Saved entries:
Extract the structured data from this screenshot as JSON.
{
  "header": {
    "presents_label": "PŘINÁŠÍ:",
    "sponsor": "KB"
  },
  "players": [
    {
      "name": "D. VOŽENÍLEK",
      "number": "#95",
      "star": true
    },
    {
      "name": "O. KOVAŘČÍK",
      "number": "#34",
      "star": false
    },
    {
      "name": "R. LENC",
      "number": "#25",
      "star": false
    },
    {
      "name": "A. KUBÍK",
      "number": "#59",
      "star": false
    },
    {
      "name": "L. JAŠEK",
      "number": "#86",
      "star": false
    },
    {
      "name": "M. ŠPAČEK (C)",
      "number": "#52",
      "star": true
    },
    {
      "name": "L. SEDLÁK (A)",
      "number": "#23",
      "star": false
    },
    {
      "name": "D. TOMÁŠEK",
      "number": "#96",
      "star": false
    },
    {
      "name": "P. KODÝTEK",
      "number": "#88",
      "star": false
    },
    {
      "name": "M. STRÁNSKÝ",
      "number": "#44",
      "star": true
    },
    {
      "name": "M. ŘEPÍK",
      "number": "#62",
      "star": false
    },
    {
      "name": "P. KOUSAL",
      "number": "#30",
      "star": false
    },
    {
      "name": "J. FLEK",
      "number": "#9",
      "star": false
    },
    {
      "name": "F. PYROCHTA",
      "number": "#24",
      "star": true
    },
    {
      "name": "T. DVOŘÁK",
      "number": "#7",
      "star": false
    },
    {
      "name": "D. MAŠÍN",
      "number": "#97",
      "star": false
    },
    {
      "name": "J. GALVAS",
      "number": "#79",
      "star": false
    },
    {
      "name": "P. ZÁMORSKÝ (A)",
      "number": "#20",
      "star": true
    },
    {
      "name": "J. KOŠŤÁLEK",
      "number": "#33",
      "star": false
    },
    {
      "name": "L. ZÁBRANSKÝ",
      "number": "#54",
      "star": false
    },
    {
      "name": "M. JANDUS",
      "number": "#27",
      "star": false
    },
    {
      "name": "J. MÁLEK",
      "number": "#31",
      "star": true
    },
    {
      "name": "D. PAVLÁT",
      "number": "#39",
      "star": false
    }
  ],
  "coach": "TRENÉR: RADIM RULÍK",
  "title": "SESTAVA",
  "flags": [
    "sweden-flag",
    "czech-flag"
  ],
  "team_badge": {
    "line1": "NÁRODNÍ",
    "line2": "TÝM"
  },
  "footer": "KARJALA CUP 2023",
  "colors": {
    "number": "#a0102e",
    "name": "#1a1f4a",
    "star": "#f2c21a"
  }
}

Your goal → Give every line of the material again, exactly as it reads.

Expected answer →
Extract the structured data from this screenshot as JSON.
{
  "header": {
    "presents_label": "PŘINÁŠÍ:",
    "sponsor": "KB"
  },
  "players": [
    {
      "name": "D. VOŽENÍLEK",
      "number": "#95",
      "star": true
    },
    {
      "name": "O. KOVAŘČÍK",
      "number": "#34",
      "star": false
    },
    {
      "name": "R. LENC",
      "number": "#25",
      "star": false
    },
    {
      "name": "A. KUBÍK",
      "number": "#59",
      "star": false
    },
    {
      "name": "L. JAŠEK",
      "number": "#86",
      "star": false
    },
    {
      "name": "M. ŠPAČEK (C)",
      "number": "#52",
      "star": true
    },
    {
      "name": "L. SEDLÁK (A)",
      "number": "#23",
      "star": false
    },
    {
      "name": "D. TOMÁŠEK",
      "number": "#96",
      "star": false
    },
    {
      "name": "P. KODÝTEK",
      "number": "#88",
      "star": false
    },
    {
      "name": "M. STRÁNSKÝ",
      "number": "#44",
      "star": true
    },
    {
      "name": "M. ŘEPÍK",
      "number": "#62",
      "star": false
    },
    {
      "name": "P. KOUSAL",
      "number": "#30",
      "star": false
    },
    {
      "name": "J. FLEK",
      "number": "#9",
      "star": false
    },
    {
      "name": "F. PYROCHTA",
      "number": "#24",
      "star": true
    },
    {
      "name": "T. DVOŘÁK",
      "number": "#7",
      "star": false
    },
    {
      "name": "D. MAŠÍN",
      "number": "#97",
      "star": false
    },
    {
      "name": "J. GALVAS",
      "number": "#79",
      "star": false
    },
    {
      "name": "P. ZÁMORSKÝ (A)",
      "number": "#20",
      "star": true
    },
    {
      "name": "J. KOŠŤÁLEK",
      "number": "#33",
      "star": false
    },
    {
      "name": "L. ZÁBRANSKÝ",
      "number": "#54",
      "star": false
    },
    {
      "name": "M. JANDUS",
      "number": "#27",
      "star": false
    },
    {
      "name": "J. MÁLEK",
      "number": "#31",
      "star": true
    },
    {
      "name": "D. PAVLÁT",
      "number": "#39",
      "star": false
    }
  ],
  "coach": "TRENÉR: RADIM RULÍK",
  "title": "SESTAVA",
  "flags": [
    "sweden-flag",
    "czech-flag"
  ],
  "team_badge": {
    "line1": "NÁRODNÍ",
    "line2": "TÝM"
  },
  "footer": "KARJALA CUP 2023",
  "colors": {
    "number": "#a0102e",
    "name": "#1a1f4a",
    "star": "#f2c21a"
  }
}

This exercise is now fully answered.